— begin Records provided —
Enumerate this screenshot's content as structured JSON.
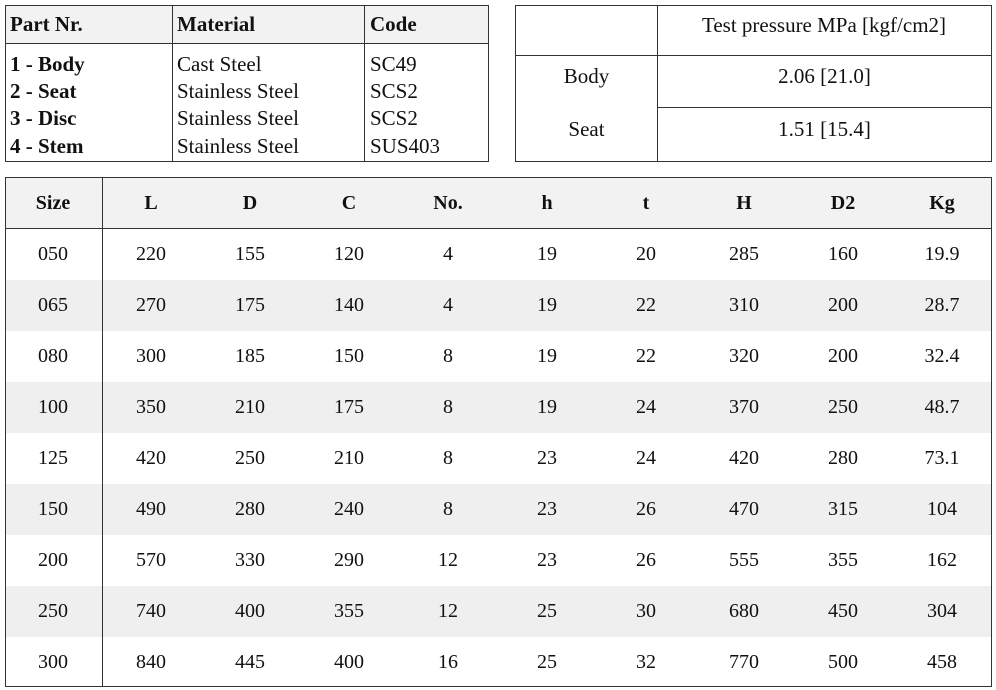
{
  "parts_table": {
    "headers": [
      "Part Nr.",
      "Material",
      "Code"
    ],
    "rows": [
      {
        "part": "1  -  Body",
        "material": "Cast Steel",
        "code": "SC49"
      },
      {
        "part": "2  -  Seat",
        "material": "Stainless Steel",
        "code": "SCS2"
      },
      {
        "part": "3  -  Disc",
        "material": "Stainless Steel",
        "code": "SCS2"
      },
      {
        "part": "4  -  Stem",
        "material": "Stainless Steel",
        "code": "SUS403"
      }
    ]
  },
  "pressure_table": {
    "header": "Test pressure MPa [kgf/cm2]",
    "rows": [
      {
        "label": "Body",
        "value": "2.06 [21.0]"
      },
      {
        "label": "Seat",
        "value": "1.51 [15.4]"
      }
    ]
  },
  "dimensions_table": {
    "headers": [
      "Size",
      "L",
      "D",
      "C",
      "No.",
      "h",
      "t",
      "H",
      "D2",
      "Kg"
    ],
    "rows": [
      [
        "050",
        "220",
        "155",
        "120",
        "4",
        "19",
        "20",
        "285",
        "160",
        "19.9"
      ],
      [
        "065",
        "270",
        "175",
        "140",
        "4",
        "19",
        "22",
        "310",
        "200",
        "28.7"
      ],
      [
        "080",
        "300",
        "185",
        "150",
        "8",
        "19",
        "22",
        "320",
        "200",
        "32.4"
      ],
      [
        "100",
        "350",
        "210",
        "175",
        "8",
        "19",
        "24",
        "370",
        "250",
        "48.7"
      ],
      [
        "125",
        "420",
        "250",
        "210",
        "8",
        "23",
        "24",
        "420",
        "280",
        "73.1"
      ],
      [
        "150",
        "490",
        "280",
        "240",
        "8",
        "23",
        "26",
        "470",
        "315",
        "104"
      ],
      [
        "200",
        "570",
        "330",
        "290",
        "12",
        "23",
        "26",
        "555",
        "355",
        "162"
      ],
      [
        "250",
        "740",
        "400",
        "355",
        "12",
        "25",
        "30",
        "680",
        "450",
        "304"
      ],
      [
        "300",
        "840",
        "445",
        "400",
        "16",
        "25",
        "32",
        "770",
        "500",
        "458"
      ]
    ]
  }
}
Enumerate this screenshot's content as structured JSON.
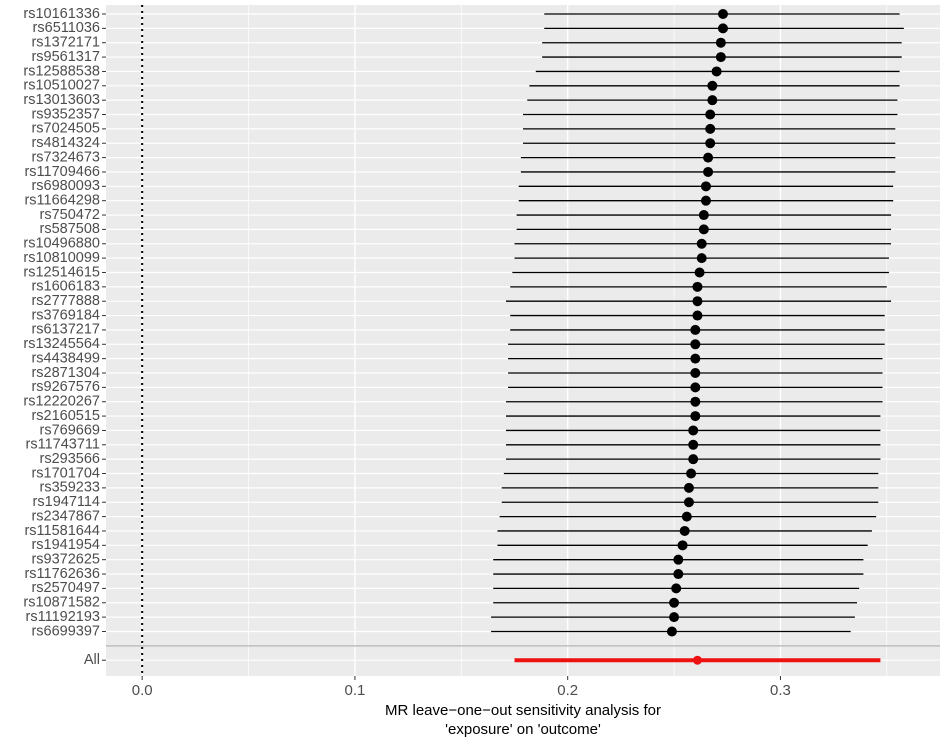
{
  "chart_data": {
    "type": "forest",
    "xlabel": [
      "MR leave−one−out sensitivity analysis for",
      "'exposure' on 'outcome'"
    ],
    "categories": [
      "rs10161336",
      "rs6511036",
      "rs1372171",
      "rs9561317",
      "rs12588538",
      "rs10510027",
      "rs13013603",
      "rs9352357",
      "rs7024505",
      "rs4814324",
      "rs7324673",
      "rs11709466",
      "rs6980093",
      "rs11664298",
      "rs750472",
      "rs587508",
      "rs10496880",
      "rs10810099",
      "rs12514615",
      "rs1606183",
      "rs2777888",
      "rs3769184",
      "rs6137217",
      "rs13245564",
      "rs4438499",
      "rs2871304",
      "rs9267576",
      "rs12220267",
      "rs2160515",
      "rs769669",
      "rs11743711",
      "rs293566",
      "rs1701704",
      "rs359233",
      "rs1947114",
      "rs2347867",
      "rs11581644",
      "rs1941954",
      "rs9372625",
      "rs11762636",
      "rs2570497",
      "rs10871582",
      "rs11192193",
      "rs6699397",
      null,
      "All"
    ],
    "values": [
      0.273,
      0.273,
      0.272,
      0.272,
      0.27,
      0.268,
      0.268,
      0.267,
      0.267,
      0.267,
      0.266,
      0.266,
      0.265,
      0.265,
      0.264,
      0.264,
      0.263,
      0.263,
      0.262,
      0.261,
      0.261,
      0.261,
      0.26,
      0.26,
      0.26,
      0.26,
      0.26,
      0.26,
      0.26,
      0.259,
      0.259,
      0.259,
      0.258,
      0.257,
      0.257,
      0.256,
      0.255,
      0.254,
      0.252,
      0.252,
      0.251,
      0.25,
      0.25,
      0.249,
      null,
      0.261
    ],
    "lower": [
      0.189,
      0.189,
      0.188,
      0.188,
      0.185,
      0.182,
      0.181,
      0.179,
      0.179,
      0.179,
      0.178,
      0.178,
      0.177,
      0.177,
      0.176,
      0.176,
      0.175,
      0.175,
      0.174,
      0.173,
      0.171,
      0.173,
      0.173,
      0.172,
      0.172,
      0.172,
      0.172,
      0.171,
      0.171,
      0.171,
      0.171,
      0.171,
      0.17,
      0.169,
      0.169,
      0.168,
      0.167,
      0.167,
      0.165,
      0.165,
      0.165,
      0.165,
      0.164,
      0.164,
      null,
      0.175
    ],
    "upper": [
      0.356,
      0.358,
      0.357,
      0.357,
      0.356,
      0.356,
      0.355,
      0.355,
      0.354,
      0.354,
      0.354,
      0.354,
      0.353,
      0.353,
      0.352,
      0.352,
      0.352,
      0.351,
      0.351,
      0.35,
      0.352,
      0.349,
      0.349,
      0.349,
      0.348,
      0.348,
      0.348,
      0.348,
      0.347,
      0.347,
      0.347,
      0.347,
      0.346,
      0.346,
      0.346,
      0.345,
      0.343,
      0.341,
      0.339,
      0.339,
      0.337,
      0.336,
      0.335,
      0.333,
      null,
      0.347
    ],
    "color": "#000000",
    "summary_color": "#ee1111",
    "xlim": [
      -0.017,
      0.375
    ],
    "xticks": [
      {
        "value": 0,
        "label": "0.0"
      },
      0.1,
      0.2,
      0.3
    ],
    "minor_xticks": [
      0.05,
      0.15,
      0.25,
      0.35
    ],
    "reference_line": 0,
    "grid": true
  }
}
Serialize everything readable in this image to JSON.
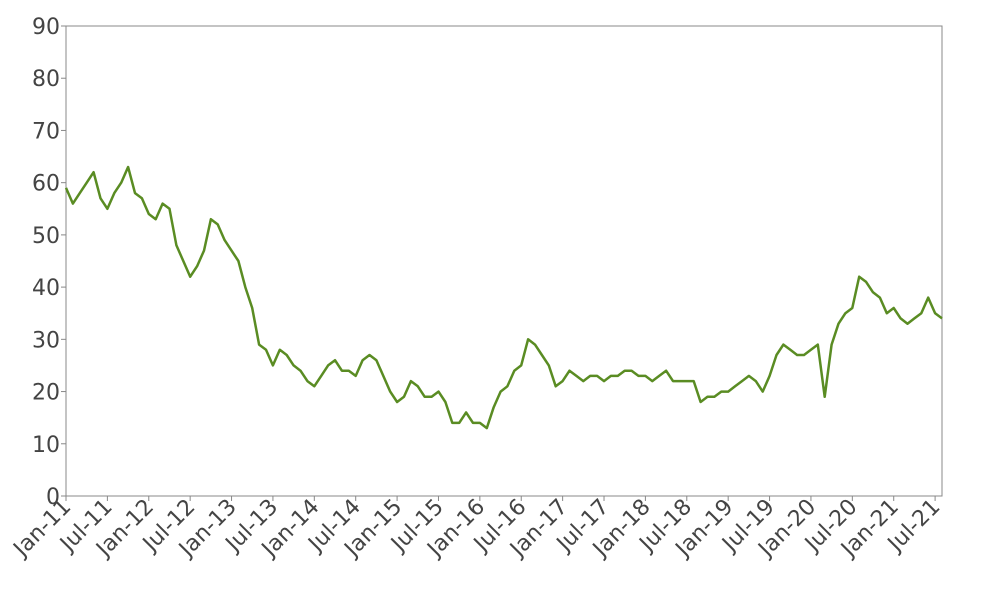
{
  "chart_data": {
    "type": "line",
    "x": [
      "Jan-11",
      "Feb-11",
      "Mar-11",
      "Apr-11",
      "May-11",
      "Jun-11",
      "Jul-11",
      "Aug-11",
      "Sep-11",
      "Oct-11",
      "Nov-11",
      "Dec-11",
      "Jan-12",
      "Feb-12",
      "Mar-12",
      "Apr-12",
      "May-12",
      "Jun-12",
      "Jul-12",
      "Aug-12",
      "Sep-12",
      "Oct-12",
      "Nov-12",
      "Dec-12",
      "Jan-13",
      "Feb-13",
      "Mar-13",
      "Apr-13",
      "May-13",
      "Jun-13",
      "Jul-13",
      "Aug-13",
      "Sep-13",
      "Oct-13",
      "Nov-13",
      "Dec-13",
      "Jan-14",
      "Feb-14",
      "Mar-14",
      "Apr-14",
      "May-14",
      "Jun-14",
      "Jul-14",
      "Aug-14",
      "Sep-14",
      "Oct-14",
      "Nov-14",
      "Dec-14",
      "Jan-15",
      "Feb-15",
      "Mar-15",
      "Apr-15",
      "May-15",
      "Jun-15",
      "Jul-15",
      "Aug-15",
      "Sep-15",
      "Oct-15",
      "Nov-15",
      "Dec-15",
      "Jan-16",
      "Feb-16",
      "Mar-16",
      "Apr-16",
      "May-16",
      "Jun-16",
      "Jul-16",
      "Aug-16",
      "Sep-16",
      "Oct-16",
      "Nov-16",
      "Dec-16",
      "Jan-17",
      "Feb-17",
      "Mar-17",
      "Apr-17",
      "May-17",
      "Jun-17",
      "Jul-17",
      "Aug-17",
      "Sep-17",
      "Oct-17",
      "Nov-17",
      "Dec-17",
      "Jan-18",
      "Feb-18",
      "Mar-18",
      "Apr-18",
      "May-18",
      "Jun-18",
      "Jul-18",
      "Aug-18",
      "Sep-18",
      "Oct-18",
      "Nov-18",
      "Dec-18",
      "Jan-19",
      "Feb-19",
      "Mar-19",
      "Apr-19",
      "May-19",
      "Jun-19",
      "Jul-19",
      "Aug-19",
      "Sep-19",
      "Oct-19",
      "Nov-19",
      "Dec-19",
      "Jan-20",
      "Feb-20",
      "Mar-20",
      "Apr-20",
      "May-20",
      "Jun-20",
      "Jul-20",
      "Aug-20",
      "Sep-20",
      "Oct-20",
      "Nov-20",
      "Dec-20",
      "Jan-21",
      "Feb-21",
      "Mar-21",
      "Apr-21",
      "May-21",
      "Jun-21",
      "Jul-21",
      "Aug-21"
    ],
    "series": [
      {
        "color": "#5a8c23",
        "values": [
          59,
          56,
          58,
          60,
          62,
          57,
          55,
          58,
          60,
          63,
          58,
          57,
          54,
          53,
          56,
          55,
          48,
          45,
          42,
          44,
          47,
          53,
          52,
          49,
          47,
          45,
          40,
          36,
          29,
          28,
          25,
          28,
          27,
          25,
          24,
          22,
          21,
          23,
          25,
          26,
          24,
          24,
          23,
          26,
          27,
          26,
          23,
          20,
          18,
          19,
          22,
          21,
          19,
          19,
          20,
          18,
          14,
          14,
          16,
          14,
          14,
          13,
          17,
          20,
          21,
          24,
          25,
          30,
          29,
          27,
          25,
          21,
          22,
          24,
          23,
          22,
          23,
          23,
          22,
          23,
          23,
          24,
          24,
          23,
          23,
          22,
          23,
          24,
          22,
          22,
          22,
          22,
          18,
          19,
          19,
          20,
          20,
          21,
          22,
          23,
          22,
          20,
          23,
          27,
          29,
          28,
          27,
          27,
          28,
          29,
          19,
          29,
          33,
          35,
          36,
          42,
          41,
          39,
          38,
          35,
          36,
          34,
          33,
          34,
          35,
          38,
          35,
          34
        ]
      }
    ],
    "xticks": [
      "Jan-11",
      "Jul-11",
      "Jan-12",
      "Jul-12",
      "Jan-13",
      "Jul-13",
      "Jan-14",
      "Jul-14",
      "Jan-15",
      "Jul-15",
      "Jan-16",
      "Jul-16",
      "Jan-17",
      "Jul-17",
      "Jan-18",
      "Jul-18",
      "Jan-19",
      "Jul-19",
      "Jan-20",
      "Jul-20",
      "Jan-21",
      "Jul-21"
    ],
    "ylim": [
      0,
      90
    ],
    "yticks": [
      0,
      10,
      20,
      30,
      40,
      50,
      60,
      70,
      80,
      90
    ],
    "grid": false
  }
}
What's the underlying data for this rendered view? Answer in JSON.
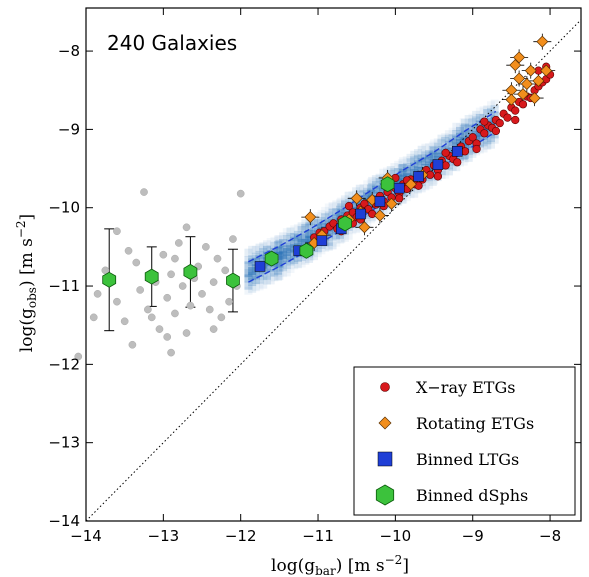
— end Records provided —
Identify each line of the material where the word "this" shows up, and copy it.

Enumerate this screenshot's content as structured JSON.
Enumerate this screenshot's content as structured JSON.
Serialize everything readable in this image to JSON.
What's the underlying data for this rendered view? Answer in JSON.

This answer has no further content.